■ Exercise details ■
Only a number is wanted: the count of lines in this listing that contain "temps".

##### Data for processing #####

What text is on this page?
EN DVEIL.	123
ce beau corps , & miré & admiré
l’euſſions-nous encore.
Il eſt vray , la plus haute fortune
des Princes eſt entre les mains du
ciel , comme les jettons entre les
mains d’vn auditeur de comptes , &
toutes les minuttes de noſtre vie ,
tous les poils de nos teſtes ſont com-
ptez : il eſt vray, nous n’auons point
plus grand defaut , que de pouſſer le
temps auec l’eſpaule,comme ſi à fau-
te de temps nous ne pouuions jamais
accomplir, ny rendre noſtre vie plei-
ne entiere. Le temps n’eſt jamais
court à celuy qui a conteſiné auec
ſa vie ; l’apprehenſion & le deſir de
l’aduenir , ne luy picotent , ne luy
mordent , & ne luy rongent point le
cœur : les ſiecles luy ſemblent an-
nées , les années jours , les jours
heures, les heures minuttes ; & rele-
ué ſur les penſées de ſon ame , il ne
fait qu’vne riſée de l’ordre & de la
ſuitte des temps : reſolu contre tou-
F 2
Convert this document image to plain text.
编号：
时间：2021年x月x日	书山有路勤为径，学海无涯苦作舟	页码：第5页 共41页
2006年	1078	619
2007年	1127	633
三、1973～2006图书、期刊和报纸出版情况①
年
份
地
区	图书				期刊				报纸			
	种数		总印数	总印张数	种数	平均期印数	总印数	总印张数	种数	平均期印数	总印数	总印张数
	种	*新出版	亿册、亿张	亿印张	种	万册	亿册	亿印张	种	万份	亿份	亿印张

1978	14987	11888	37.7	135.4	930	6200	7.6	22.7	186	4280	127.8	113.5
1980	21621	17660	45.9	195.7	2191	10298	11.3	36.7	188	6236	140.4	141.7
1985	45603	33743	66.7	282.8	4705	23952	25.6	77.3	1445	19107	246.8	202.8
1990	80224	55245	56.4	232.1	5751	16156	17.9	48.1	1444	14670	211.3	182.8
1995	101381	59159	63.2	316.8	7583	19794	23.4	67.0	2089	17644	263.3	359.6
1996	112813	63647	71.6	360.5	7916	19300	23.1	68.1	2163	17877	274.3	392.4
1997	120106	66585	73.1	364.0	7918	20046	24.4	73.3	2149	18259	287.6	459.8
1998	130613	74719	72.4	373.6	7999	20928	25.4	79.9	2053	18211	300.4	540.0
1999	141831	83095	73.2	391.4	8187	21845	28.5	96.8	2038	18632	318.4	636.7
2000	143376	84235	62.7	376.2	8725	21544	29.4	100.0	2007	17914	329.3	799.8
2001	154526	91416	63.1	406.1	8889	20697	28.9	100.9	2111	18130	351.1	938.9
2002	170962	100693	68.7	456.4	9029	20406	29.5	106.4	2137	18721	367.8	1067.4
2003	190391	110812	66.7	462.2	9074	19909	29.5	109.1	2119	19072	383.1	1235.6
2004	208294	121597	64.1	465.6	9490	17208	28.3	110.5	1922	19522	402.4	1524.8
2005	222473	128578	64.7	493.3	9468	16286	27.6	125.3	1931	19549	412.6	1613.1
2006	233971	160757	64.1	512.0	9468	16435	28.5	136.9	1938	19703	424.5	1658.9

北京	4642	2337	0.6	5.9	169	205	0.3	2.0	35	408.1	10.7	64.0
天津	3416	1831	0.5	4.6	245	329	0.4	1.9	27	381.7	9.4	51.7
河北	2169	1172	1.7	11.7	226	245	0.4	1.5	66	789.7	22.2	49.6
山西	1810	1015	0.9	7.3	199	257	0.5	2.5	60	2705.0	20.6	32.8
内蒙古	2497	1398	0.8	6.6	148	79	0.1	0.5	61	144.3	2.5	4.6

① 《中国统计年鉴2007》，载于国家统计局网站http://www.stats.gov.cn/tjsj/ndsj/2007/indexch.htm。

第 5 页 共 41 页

#####

■ Exercise solution ■
4